● WHAT YOU HAVE TO DO
Could you give the data below again, exactly and completely?

Collected data

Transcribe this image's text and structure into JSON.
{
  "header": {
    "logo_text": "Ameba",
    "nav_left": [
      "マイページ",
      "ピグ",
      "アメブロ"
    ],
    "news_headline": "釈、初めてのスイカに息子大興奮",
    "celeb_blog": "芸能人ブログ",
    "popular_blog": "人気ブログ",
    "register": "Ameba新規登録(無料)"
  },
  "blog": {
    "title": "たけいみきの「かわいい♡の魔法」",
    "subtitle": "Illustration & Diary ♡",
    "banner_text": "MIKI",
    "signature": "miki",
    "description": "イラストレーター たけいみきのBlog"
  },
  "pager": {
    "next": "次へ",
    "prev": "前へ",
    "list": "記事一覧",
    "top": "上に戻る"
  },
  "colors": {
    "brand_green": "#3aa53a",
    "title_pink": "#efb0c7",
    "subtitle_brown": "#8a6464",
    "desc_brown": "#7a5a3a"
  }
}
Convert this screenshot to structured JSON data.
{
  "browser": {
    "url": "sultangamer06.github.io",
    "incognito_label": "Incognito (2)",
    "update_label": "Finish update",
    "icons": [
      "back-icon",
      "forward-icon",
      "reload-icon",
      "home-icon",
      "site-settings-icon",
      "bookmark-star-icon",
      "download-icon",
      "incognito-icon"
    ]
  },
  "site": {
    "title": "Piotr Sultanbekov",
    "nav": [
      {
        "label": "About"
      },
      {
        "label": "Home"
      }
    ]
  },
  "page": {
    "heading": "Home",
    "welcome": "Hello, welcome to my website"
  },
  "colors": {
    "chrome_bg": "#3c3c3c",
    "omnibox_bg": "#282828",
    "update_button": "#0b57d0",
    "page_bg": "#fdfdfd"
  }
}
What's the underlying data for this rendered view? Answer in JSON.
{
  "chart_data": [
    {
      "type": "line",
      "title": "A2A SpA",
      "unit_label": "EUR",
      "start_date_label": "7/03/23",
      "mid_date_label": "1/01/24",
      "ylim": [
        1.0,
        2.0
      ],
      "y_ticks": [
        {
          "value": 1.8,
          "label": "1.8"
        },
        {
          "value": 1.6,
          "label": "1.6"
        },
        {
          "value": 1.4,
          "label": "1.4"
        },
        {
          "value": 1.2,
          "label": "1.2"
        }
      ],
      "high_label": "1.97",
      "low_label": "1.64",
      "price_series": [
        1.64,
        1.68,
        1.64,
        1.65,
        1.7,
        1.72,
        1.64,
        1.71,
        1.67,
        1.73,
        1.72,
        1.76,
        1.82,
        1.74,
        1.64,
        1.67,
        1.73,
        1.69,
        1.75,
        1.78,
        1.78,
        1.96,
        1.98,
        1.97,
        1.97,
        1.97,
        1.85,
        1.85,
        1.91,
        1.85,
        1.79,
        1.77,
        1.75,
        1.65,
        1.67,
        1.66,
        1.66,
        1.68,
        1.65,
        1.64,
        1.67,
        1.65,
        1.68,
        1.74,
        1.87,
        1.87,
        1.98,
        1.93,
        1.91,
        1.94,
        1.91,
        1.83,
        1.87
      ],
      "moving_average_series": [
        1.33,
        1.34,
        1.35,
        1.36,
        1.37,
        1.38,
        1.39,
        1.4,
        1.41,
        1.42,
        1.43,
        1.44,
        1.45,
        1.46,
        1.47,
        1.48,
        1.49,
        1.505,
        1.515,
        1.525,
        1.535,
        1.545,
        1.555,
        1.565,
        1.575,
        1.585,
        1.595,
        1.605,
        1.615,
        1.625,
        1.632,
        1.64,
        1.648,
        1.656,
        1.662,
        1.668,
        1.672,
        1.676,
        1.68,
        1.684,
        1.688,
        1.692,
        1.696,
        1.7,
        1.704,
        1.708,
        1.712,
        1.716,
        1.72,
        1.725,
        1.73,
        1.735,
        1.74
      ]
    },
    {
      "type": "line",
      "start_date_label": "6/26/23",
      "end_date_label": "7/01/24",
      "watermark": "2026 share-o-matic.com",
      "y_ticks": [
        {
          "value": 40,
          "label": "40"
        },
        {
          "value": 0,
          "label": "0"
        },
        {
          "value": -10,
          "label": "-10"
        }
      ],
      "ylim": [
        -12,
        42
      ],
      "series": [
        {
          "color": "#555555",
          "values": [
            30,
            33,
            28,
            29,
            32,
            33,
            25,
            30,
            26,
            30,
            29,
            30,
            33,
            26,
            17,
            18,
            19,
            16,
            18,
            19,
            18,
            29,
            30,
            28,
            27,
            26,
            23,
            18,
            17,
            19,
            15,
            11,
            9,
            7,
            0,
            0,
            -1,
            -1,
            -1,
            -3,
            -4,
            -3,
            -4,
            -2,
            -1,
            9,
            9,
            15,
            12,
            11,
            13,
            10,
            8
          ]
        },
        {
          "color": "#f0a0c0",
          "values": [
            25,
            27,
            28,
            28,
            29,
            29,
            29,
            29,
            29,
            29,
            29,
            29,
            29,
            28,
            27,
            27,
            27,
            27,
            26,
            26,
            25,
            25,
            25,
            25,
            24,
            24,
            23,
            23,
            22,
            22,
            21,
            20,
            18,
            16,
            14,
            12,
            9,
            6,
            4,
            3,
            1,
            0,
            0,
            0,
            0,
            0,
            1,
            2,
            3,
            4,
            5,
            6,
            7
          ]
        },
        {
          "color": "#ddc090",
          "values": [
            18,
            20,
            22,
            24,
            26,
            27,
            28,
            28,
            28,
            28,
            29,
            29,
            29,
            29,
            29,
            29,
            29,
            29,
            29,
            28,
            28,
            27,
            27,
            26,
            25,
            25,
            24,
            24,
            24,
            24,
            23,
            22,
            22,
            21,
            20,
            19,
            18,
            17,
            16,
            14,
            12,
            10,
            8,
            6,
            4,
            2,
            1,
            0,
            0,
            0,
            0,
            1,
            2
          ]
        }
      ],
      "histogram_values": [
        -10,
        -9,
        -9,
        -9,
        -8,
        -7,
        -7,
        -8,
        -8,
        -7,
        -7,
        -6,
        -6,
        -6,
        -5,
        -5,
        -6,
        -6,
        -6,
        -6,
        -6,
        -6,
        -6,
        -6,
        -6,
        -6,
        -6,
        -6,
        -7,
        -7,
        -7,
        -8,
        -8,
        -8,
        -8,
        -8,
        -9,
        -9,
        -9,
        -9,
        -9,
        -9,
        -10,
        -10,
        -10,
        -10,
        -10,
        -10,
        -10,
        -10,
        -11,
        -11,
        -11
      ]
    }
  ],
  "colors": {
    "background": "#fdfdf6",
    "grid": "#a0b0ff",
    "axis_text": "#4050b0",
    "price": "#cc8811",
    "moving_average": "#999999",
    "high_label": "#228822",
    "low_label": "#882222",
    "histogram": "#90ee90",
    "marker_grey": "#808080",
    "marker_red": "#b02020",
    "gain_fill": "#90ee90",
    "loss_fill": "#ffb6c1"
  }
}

● RESULT OF THE EXERCISE
Transcribe this image's text and structure into JSON.
{
  "header": {
    "logo_text": "Ameba",
    "nav_left": [
      "マイページ",
      "ピグ",
      "アメブロ"
    ],
    "news_headline": "釈、初めてのスイカに息子大興奮",
    "celeb_blog": "芸能人ブログ",
    "popular_blog": "人気ブログ",
    "register": "Ameba新規登録(無料)"
  },
  "blog": {
    "title": "たけいみきの「かわいい♡の魔法」",
    "subtitle": "Illustration & Diary ♡",
    "banner_text": "MIKI",
    "signature": "miki",
    "description": "イラストレーター たけいみきのBlog"
  },
  "pager": {
    "next": "次へ",
    "prev": "前へ",
    "list": "記事一覧",
    "top": "上に戻る"
  },
  "colors": {
    "brand_green": "#3aa53a",
    "title_pink": "#efb0c7",
    "subtitle_brown": "#8a6464",
    "desc_brown": "#7a5a3a"
  }
}
Convert this screenshot to structured JSON data.
{
  "browser": {
    "url": "sultangamer06.github.io",
    "incognito_label": "Incognito (2)",
    "update_label": "Finish update",
    "icons": [
      "back-icon",
      "forward-icon",
      "reload-icon",
      "home-icon",
      "site-settings-icon",
      "bookmark-star-icon",
      "download-icon",
      "incognito-icon"
    ]
  },
  "site": {
    "title": "Piotr Sultanbekov",
    "nav": [
      {
        "label": "About"
      },
      {
        "label": "Home"
      }
    ]
  },
  "page": {
    "heading": "Home",
    "welcome": "Hello, welcome to my website"
  },
  "colors": {
    "chrome_bg": "#3c3c3c",
    "omnibox_bg": "#282828",
    "update_button": "#0b57d0",
    "page_bg": "#fdfdfd"
  }
}
What's the underlying data for this rendered view? Answer in JSON.
{
  "chart_data": [
    {
      "type": "line",
      "title": "A2A SpA",
      "unit_label": "EUR",
      "start_date_label": "7/03/23",
      "mid_date_label": "1/01/24",
      "ylim": [
        1.0,
        2.0
      ],
      "y_ticks": [
        {
          "value": 1.8,
          "label": "1.8"
        },
        {
          "value": 1.6,
          "label": "1.6"
        },
        {
          "value": 1.4,
          "label": "1.4"
        },
        {
          "value": 1.2,
          "label": "1.2"
        }
      ],
      "high_label": "1.97",
      "low_label": "1.64",
      "price_series": [
        1.64,
        1.68,
        1.64,
        1.65,
        1.7,
        1.72,
        1.64,
        1.71,
        1.67,
        1.73,
        1.72,
        1.76,
        1.82,
        1.74,
        1.64,
        1.67,
        1.73,
        1.69,
        1.75,
        1.78,
        1.78,
        1.96,
        1.98,
        1.97,
        1.97,
        1.97,
        1.85,
        1.85,
        1.91,
        1.85,
        1.79,
        1.77,
        1.75,
        1.65,
        1.67,
        1.66,
        1.66,
        1.68,
        1.65,
        1.64,
        1.67,
        1.65,
        1.68,
        1.74,
        1.87,
        1.87,
        1.98,
        1.93,
        1.91,
        1.94,
        1.91,
        1.83,
        1.87
      ],
      "moving_average_series": [
        1.33,
        1.34,
        1.35,
        1.36,
        1.37,
        1.38,
        1.39,
        1.4,
        1.41,
        1.42,
        1.43,
        1.44,
        1.45,
        1.46,
        1.47,
        1.48,
        1.49,
        1.505,
        1.515,
        1.525,
        1.535,
        1.545,
        1.555,
        1.565,
        1.575,
        1.585,
        1.595,
        1.605,
        1.615,
        1.625,
        1.632,
        1.64,
        1.648,
        1.656,
        1.662,
        1.668,
        1.672,
        1.676,
        1.68,
        1.684,
        1.688,
        1.692,
        1.696,
        1.7,
        1.704,
        1.708,
        1.712,
        1.716,
        1.72,
        1.725,
        1.73,
        1.735,
        1.74
      ]
    },
    {
      "type": "line",
      "start_date_label": "6/26/23",
      "end_date_label": "7/01/24",
      "watermark": "2026 share-o-matic.com",
      "y_ticks": [
        {
          "value": 40,
          "label": "40"
        },
        {
          "value": 0,
          "label": "0"
        },
        {
          "value": -10,
          "label": "-10"
        }
      ],
      "ylim": [
        -12,
        42
      ],
      "series": [
        {
          "color": "#555555",
          "values": [
            30,
            33,
            28,
            29,
            32,
            33,
            25,
            30,
            26,
            30,
            29,
            30,
            33,
            26,
            17,
            18,
            19,
            16,
            18,
            19,
            18,
            29,
            30,
            28,
            27,
            26,
            23,
            18,
            17,
            19,
            15,
            11,
            9,
            7,
            0,
            0,
            -1,
            -1,
            -1,
            -3,
            -4,
            -3,
            -4,
            -2,
            -1,
            9,
            9,
            15,
            12,
            11,
            13,
            10,
            8
          ]
        },
        {
          "color": "#f0a0c0",
          "values": [
            25,
            27,
            28,
            28,
            29,
            29,
            29,
            29,
            29,
            29,
            29,
            29,
            29,
            28,
            27,
            27,
            27,
            27,
            26,
            26,
            25,
            25,
            25,
            25,
            24,
            24,
            23,
            23,
            22,
            22,
            21,
            20,
            18,
            16,
            14,
            12,
            9,
            6,
            4,
            3,
            1,
            0,
            0,
            0,
            0,
            0,
            1,
            2,
            3,
            4,
            5,
            6,
            7
          ]
        },
        {
          "color": "#ddc090",
          "values": [
            18,
            20,
            22,
            24,
            26,
            27,
            28,
            28,
            28,
            28,
            29,
            29,
            29,
            29,
            29,
            29,
            29,
            29,
            29,
            28,
            28,
            27,
            27,
            26,
            25,
            25,
            24,
            24,
            24,
            24,
            23,
            22,
            22,
            21,
            20,
            19,
            18,
            17,
            16,
            14,
            12,
            10,
            8,
            6,
            4,
            2,
            1,
            0,
            0,
            0,
            0,
            1,
            2
          ]
        }
      ],
      "histogram_values": [
        -10,
        -9,
        -9,
        -9,
        -8,
        -7,
        -7,
        -8,
        -8,
        -7,
        -7,
        -6,
        -6,
        -6,
        -5,
        -5,
        -6,
        -6,
        -6,
        -6,
        -6,
        -6,
        -6,
        -6,
        -6,
        -6,
        -6,
        -6,
        -7,
        -7,
        -7,
        -8,
        -8,
        -8,
        -8,
        -8,
        -9,
        -9,
        -9,
        -9,
        -9,
        -9,
        -10,
        -10,
        -10,
        -10,
        -10,
        -10,
        -10,
        -10,
        -11,
        -11,
        -11
      ]
    }
  ],
  "colors": {
    "background": "#fdfdf6",
    "grid": "#a0b0ff",
    "axis_text": "#4050b0",
    "price": "#cc8811",
    "moving_average": "#999999",
    "high_label": "#228822",
    "low_label": "#882222",
    "histogram": "#90ee90",
    "marker_grey": "#808080",
    "marker_red": "#b02020",
    "gain_fill": "#90ee90",
    "loss_fill": "#ffb6c1"
  }
}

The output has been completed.